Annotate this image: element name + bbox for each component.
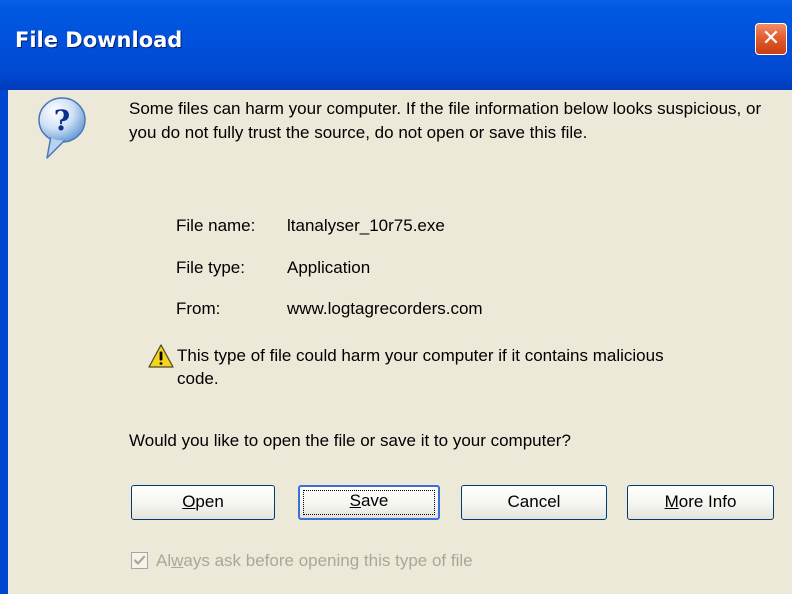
close-button[interactable]: ✕ xyxy=(755,23,787,55)
always-ask-label: Always ask before opening this type of f… xyxy=(156,551,473,570)
save-button-label: Save xyxy=(349,491,389,510)
window-frame-left xyxy=(0,90,8,594)
more-info-button[interactable]: More Info xyxy=(627,485,774,520)
file-type-value: Application xyxy=(287,258,371,277)
open-button-label: Open xyxy=(182,492,224,511)
cancel-button-label: Cancel xyxy=(507,492,561,511)
title-bar[interactable]: File Download ✕ xyxy=(0,0,792,90)
checkmark-icon xyxy=(133,555,146,565)
prompt-question: Would you like to open the file or save … xyxy=(129,431,571,450)
dialog-title: File Download xyxy=(15,28,183,52)
cancel-button[interactable]: Cancel xyxy=(461,485,607,520)
more-info-button-label: More Info xyxy=(664,492,737,511)
file-risk-warning: This type of file could harm your comput… xyxy=(177,346,664,388)
open-button[interactable]: Open xyxy=(131,485,275,520)
from-label: From: xyxy=(176,299,221,318)
close-icon: ✕ xyxy=(761,26,781,51)
file-download-dialog: File Download ✕ ? Some files can harm yo… xyxy=(0,0,792,594)
warning-icon xyxy=(148,344,174,368)
file-name-label: File name: xyxy=(176,216,256,235)
file-type-label: File type: xyxy=(176,258,245,277)
question-icon: ? xyxy=(38,97,86,159)
warning-message: Some files can harm your computer. If th… xyxy=(129,99,762,142)
from-value: www.logtagrecorders.com xyxy=(287,299,483,318)
always-ask-checkbox[interactable] xyxy=(131,552,148,569)
save-button[interactable]: Save xyxy=(298,485,440,520)
file-name-value: ltanalyser_10r75.exe xyxy=(287,216,445,235)
svg-text:?: ? xyxy=(54,104,70,137)
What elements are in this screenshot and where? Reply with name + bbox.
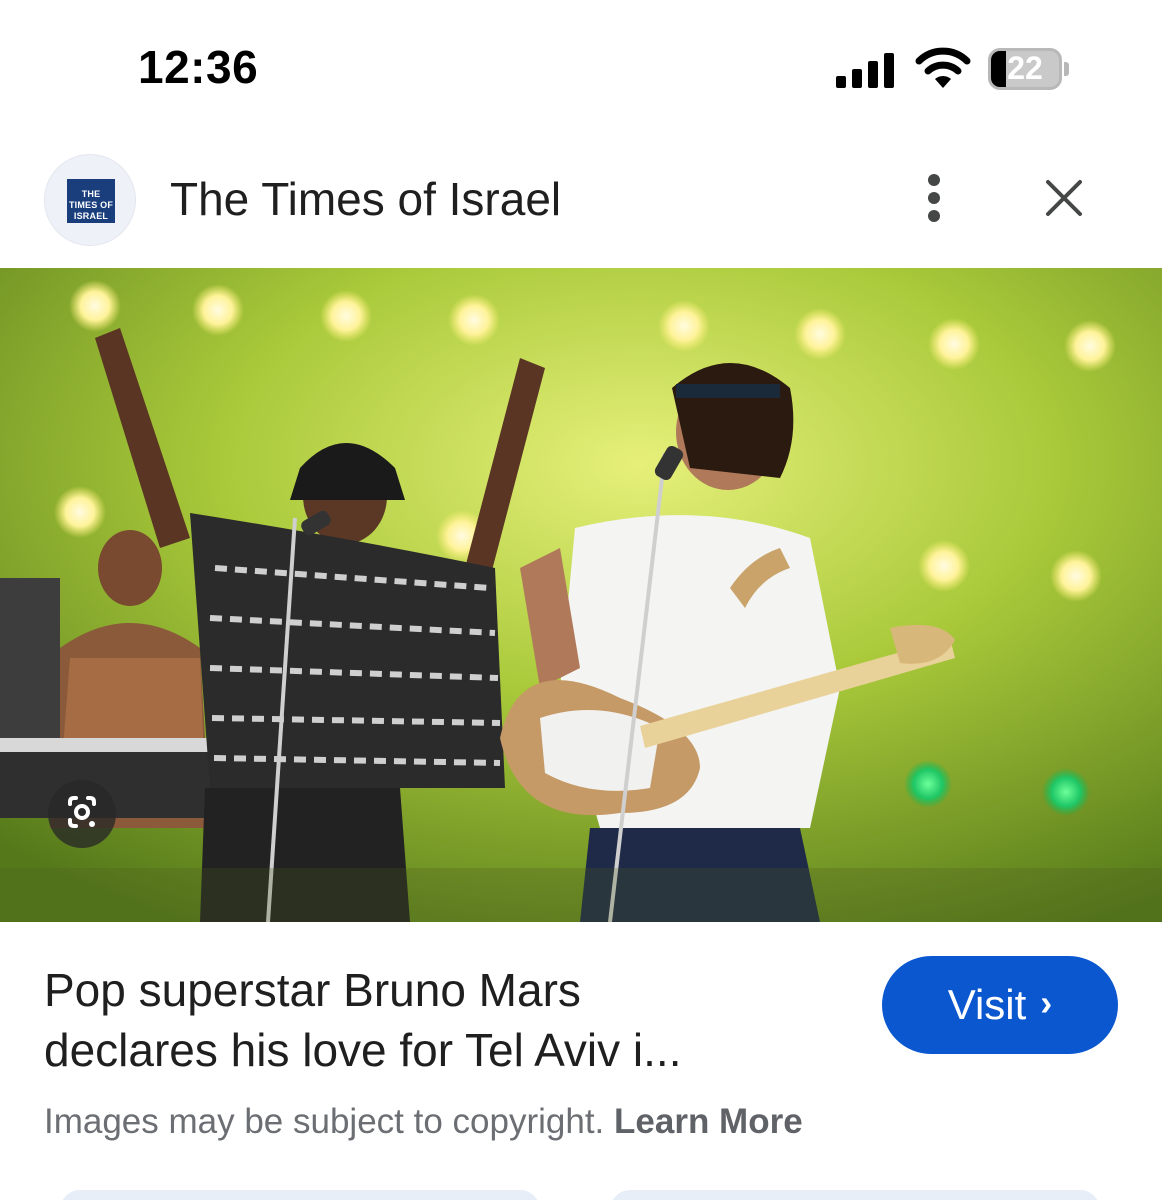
- source-title[interactable]: The Times of Israel: [170, 172, 561, 226]
- related-chip[interactable]: [610, 1190, 1100, 1200]
- article-headline[interactable]: Pop superstar Bruno Mars declares his lo…: [44, 960, 844, 1080]
- status-bar: 12:36 22: [0, 0, 1162, 130]
- more-vert-icon: [928, 174, 940, 186]
- copyright-notice: Images may be subject to copyright. Lear…: [44, 1102, 803, 1142]
- headline-line-2: declares his love for Tel Aviv i...: [44, 1024, 682, 1076]
- visit-label: Visit: [947, 981, 1027, 1028]
- status-time: 12:36: [138, 41, 259, 93]
- related-chip[interactable]: [60, 1190, 540, 1200]
- google-lens-button[interactable]: [48, 780, 116, 848]
- battery-level: 22: [1007, 50, 1043, 86]
- headline-line-1: Pop superstar Bruno Mars: [44, 964, 581, 1016]
- copyright-text: Images may be subject to copyright.: [44, 1102, 605, 1141]
- article-image[interactable]: [0, 268, 1162, 922]
- chevron-right-icon: ›: [1040, 982, 1053, 1023]
- signal-icon: [836, 52, 898, 88]
- source-logo-text: THE TIMES OF ISRAEL: [67, 179, 115, 223]
- visit-button[interactable]: Visit ›: [882, 956, 1118, 1054]
- close-icon: [1046, 180, 1082, 216]
- source-logo[interactable]: THE TIMES OF ISRAEL: [44, 154, 136, 246]
- google-lens-icon: [68, 796, 96, 828]
- wifi-icon: [914, 46, 972, 90]
- more-options-button[interactable]: [906, 168, 962, 228]
- learn-more-link[interactable]: Learn More: [614, 1102, 803, 1141]
- close-button[interactable]: [1036, 172, 1092, 228]
- battery-icon: 22: [988, 48, 1070, 90]
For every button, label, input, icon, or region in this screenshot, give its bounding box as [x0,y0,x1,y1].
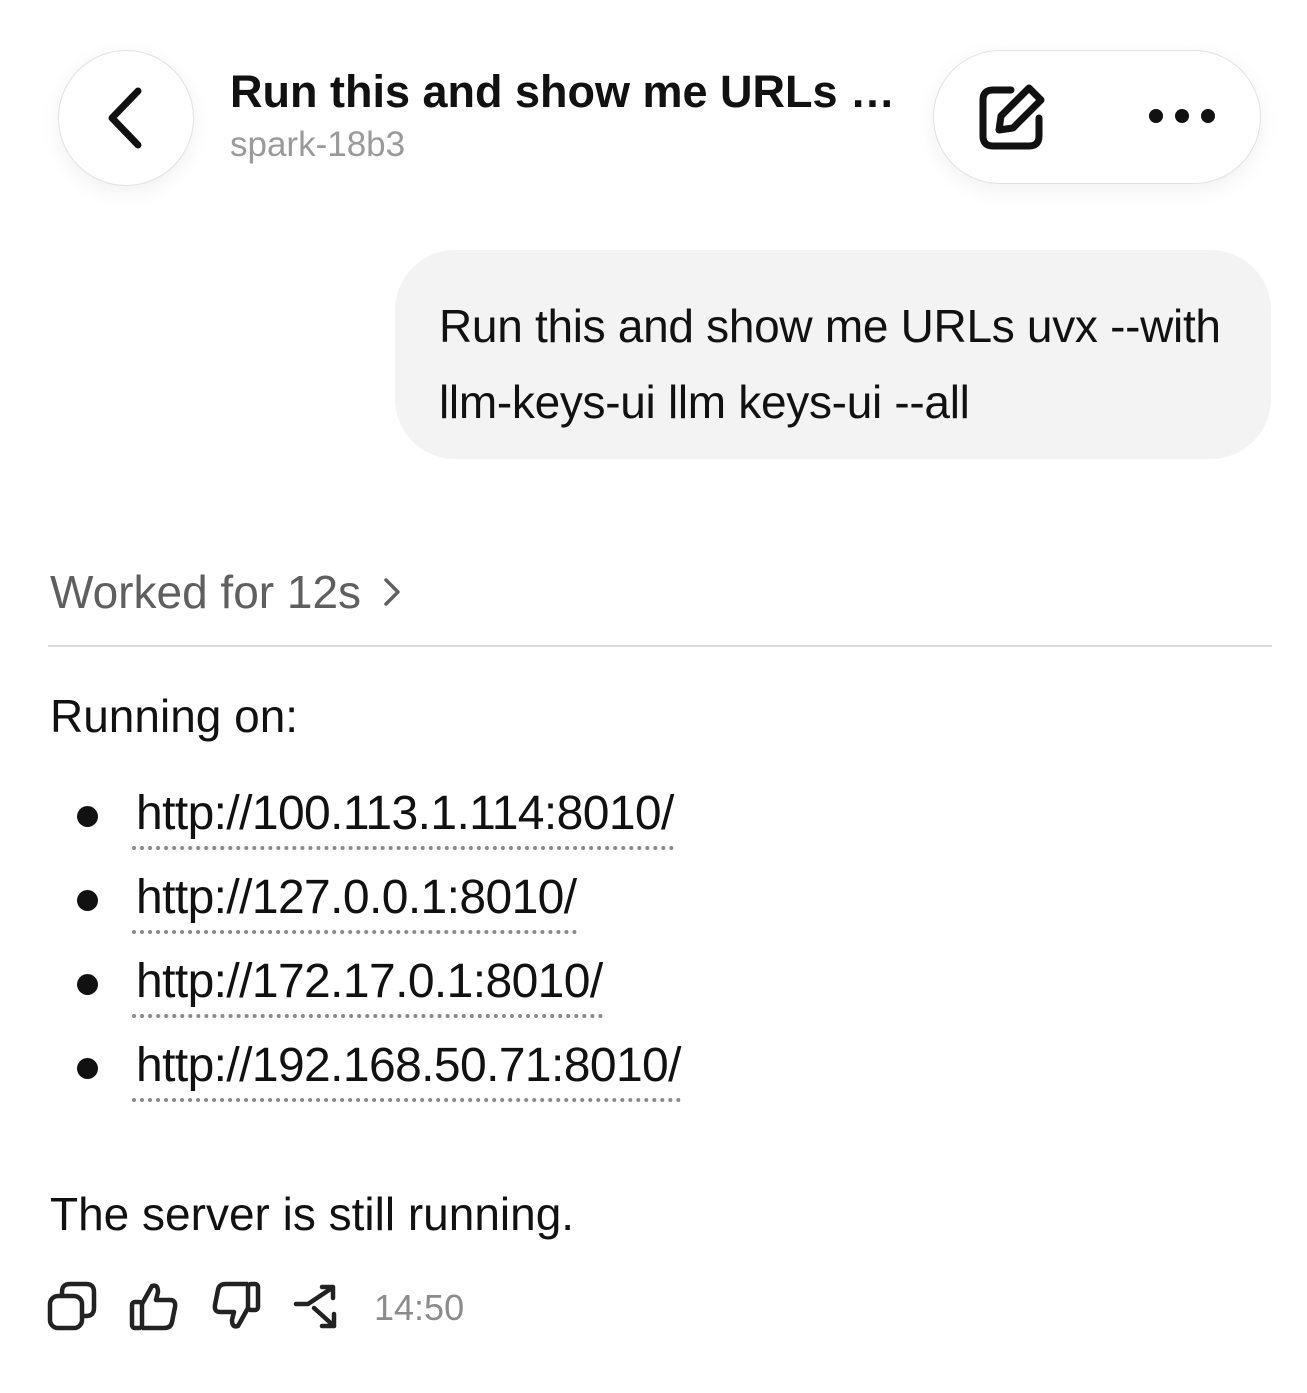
shuffle-button[interactable] [290,1280,346,1336]
conversation-title: Run this and show me URLs u... [230,66,910,117]
thumbs-down-icon [210,1280,262,1337]
more-horizontal-icon [1147,108,1217,129]
bullet-icon [77,890,98,911]
thumbs-up-button[interactable] [126,1280,182,1336]
url-link[interactable]: http://192.168.50.71:8010/ [132,1036,681,1102]
url-link[interactable]: http://127.0.0.1:8010/ [132,868,577,934]
user-message-bubble: Run this and show me URLs uvx --with llm… [395,250,1271,459]
bullet-icon [77,1058,98,1079]
bullet-icon [77,974,98,995]
chevron-right-icon [383,577,401,607]
header-title-block: Run this and show me URLs u... spark-18b… [230,66,910,166]
copy-icon [46,1280,98,1337]
bullet-icon [77,806,98,827]
running-on-label: Running on: [50,690,299,742]
message-timestamp: 14:50 [374,1287,465,1328]
message-actions: 14:50 [44,1280,464,1336]
divider [48,645,1272,647]
shuffle-icon [292,1280,344,1337]
chevron-left-icon [106,87,146,149]
url-link[interactable]: http://100.113.1.114:8010/ [132,784,674,850]
url-link[interactable]: http://172.17.0.1:8010/ [132,952,603,1018]
worked-for-label: Worked for 12s [50,566,362,618]
header-actions [933,50,1261,184]
worked-for-toggle[interactable]: Worked for 12s [50,562,401,622]
thumbs-down-button[interactable] [208,1280,264,1336]
back-button[interactable] [58,50,194,186]
edit-icon [977,82,1047,157]
copy-button[interactable] [44,1280,100,1336]
edit-button[interactable] [974,81,1050,157]
user-message-text: Run this and show me URLs uvx --with llm… [439,300,1221,428]
server-status-text: The server is still running. [50,1188,575,1240]
more-options-button[interactable] [1140,93,1224,143]
thumbs-up-icon [128,1280,180,1337]
conversation-subtitle: spark-18b3 [230,125,406,164]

▶ Written exercise: Repeat all the records, swapping every "interactable" for "clickable" and leaving everything else unchanged. Leave out the pictures.

▶ Problem solution:
Annotate this image: element name + bbox for each component.
close-button[clickable]: ✕ xyxy=(755,23,787,55)
always-ask-label: Always ask before opening this type of f… xyxy=(156,551,473,570)
save-button-label: Save xyxy=(349,491,389,510)
window-frame-left xyxy=(0,90,8,594)
more-info-button[clickable]: More Info xyxy=(627,485,774,520)
file-type-value: Application xyxy=(287,258,371,277)
open-button-label: Open xyxy=(182,492,224,511)
cancel-button-label: Cancel xyxy=(507,492,561,511)
title-bar[clickable]: File Download ✕ xyxy=(0,0,792,90)
checkmark-icon xyxy=(133,555,146,565)
prompt-question: Would you like to open the file or save … xyxy=(129,431,571,450)
dialog-title: File Download xyxy=(15,28,183,52)
cancel-button[clickable]: Cancel xyxy=(461,485,607,520)
more-info-button-label: More Info xyxy=(664,492,737,511)
file-risk-warning: This type of file could harm your comput… xyxy=(177,346,664,388)
open-button[clickable]: Open xyxy=(131,485,275,520)
from-label: From: xyxy=(176,299,221,318)
close-icon: ✕ xyxy=(761,26,781,51)
file-download-dialog: File Download ✕ ? Some files can harm yo… xyxy=(0,0,792,594)
warning-icon xyxy=(148,344,174,368)
file-name-label: File name: xyxy=(176,216,256,235)
file-type-label: File type: xyxy=(176,258,245,277)
question-icon: ? xyxy=(38,97,86,159)
warning-message: Some files can harm your computer. If th… xyxy=(129,99,762,142)
from-value: www.logtagrecorders.com xyxy=(287,299,483,318)
always-ask-checkbox[clickable] xyxy=(131,552,148,569)
save-button[clickable]: Save xyxy=(298,485,440,520)
file-name-value: ltanalyser_10r75.exe xyxy=(287,216,445,235)
svg-text:?: ? xyxy=(54,104,70,137)
What elements are in this screenshot and where? Reply with name + bbox.
- source-title[clickable]: The Times of Israel: [170, 172, 561, 226]
- related-chip[clickable]: [610, 1190, 1100, 1200]
- article-headline[clickable]: Pop superstar Bruno Mars declares his lo…: [44, 960, 844, 1080]
- status-bar: 12:36 22: [0, 0, 1162, 130]
- more-vert-icon: [928, 174, 940, 186]
- copyright-notice: Images may be subject to copyright. Lear…: [44, 1102, 803, 1142]
- headline-line-2: declares his love for Tel Aviv i...: [44, 1024, 682, 1076]
- visit-label: Visit: [947, 981, 1027, 1028]
- status-time: 12:36: [138, 41, 259, 93]
- related-chip[clickable]: [60, 1190, 540, 1200]
- google-lens-button[clickable]: [48, 780, 116, 848]
- battery-level: 22: [1007, 50, 1043, 86]
- headline-line-1: Pop superstar Bruno Mars: [44, 964, 581, 1016]
- copyright-text: Images may be subject to copyright.: [44, 1102, 605, 1141]
- article-image[clickable]: [0, 268, 1162, 922]
- chevron-right-icon: ›: [1040, 982, 1053, 1023]
- signal-icon: [836, 52, 898, 88]
- source-logo-text: THE TIMES OF ISRAEL: [67, 179, 115, 223]
- visit-button[clickable]: Visit ›: [882, 956, 1118, 1054]
- close-icon: [1046, 180, 1082, 216]
- source-logo[clickable]: THE TIMES OF ISRAEL: [44, 154, 136, 246]
- google-lens-icon: [68, 796, 96, 828]
- wifi-icon: [914, 46, 972, 90]
- more-options-button[clickable]: [906, 168, 962, 228]
- learn-more-link[clickable]: Learn More: [614, 1102, 803, 1141]
- close-button[clickable]: [1036, 172, 1092, 228]
- battery-icon: 22: [988, 48, 1070, 90]
For every button, label, input, icon, or region in this screenshot, give its bounding box as [x0,y0,x1,y1].
shuffle-button[clickable] [290,1280,346,1336]
conversation-title: Run this and show me URLs u... [230,66,910,117]
thumbs-down-icon [210,1280,262,1337]
more-horizontal-icon [1147,108,1217,129]
bullet-icon [77,890,98,911]
thumbs-up-button[clickable] [126,1280,182,1336]
url-link[clickable]: http://192.168.50.71:8010/ [132,1036,681,1102]
url-link[clickable]: http://127.0.0.1:8010/ [132,868,577,934]
user-message-bubble: Run this and show me URLs uvx --with llm… [395,250,1271,459]
bullet-icon [77,1058,98,1079]
bullet-icon [77,974,98,995]
chevron-right-icon [383,577,401,607]
header-title-block: Run this and show me URLs u... spark-18b… [230,66,910,166]
copy-icon [46,1280,98,1337]
bullet-icon [77,806,98,827]
running-on-label: Running on: [50,690,299,742]
message-timestamp: 14:50 [374,1287,465,1328]
message-actions: 14:50 [44,1280,464,1336]
divider [48,645,1272,647]
shuffle-icon [292,1280,344,1337]
chevron-left-icon [106,87,146,149]
url-link[clickable]: http://100.113.1.114:8010/ [132,784,674,850]
url-link[clickable]: http://172.17.0.1:8010/ [132,952,603,1018]
worked-for-label: Worked for 12s [50,566,362,618]
header-actions [933,50,1261,184]
worked-for-toggle[clickable]: Worked for 12s [50,562,401,622]
thumbs-down-button[clickable] [208,1280,264,1336]
back-button[clickable] [58,50,194,186]
edit-icon [977,82,1047,157]
copy-button[clickable] [44,1280,100,1336]
edit-button[clickable] [974,81,1050,157]
user-message-text: Run this and show me URLs uvx --with llm… [439,300,1221,428]
server-status-text: The server is still running. [50,1188,575,1240]
more-options-button[clickable] [1140,93,1224,143]
thumbs-up-icon [128,1280,180,1337]
conversation-subtitle: spark-18b3 [230,125,406,164]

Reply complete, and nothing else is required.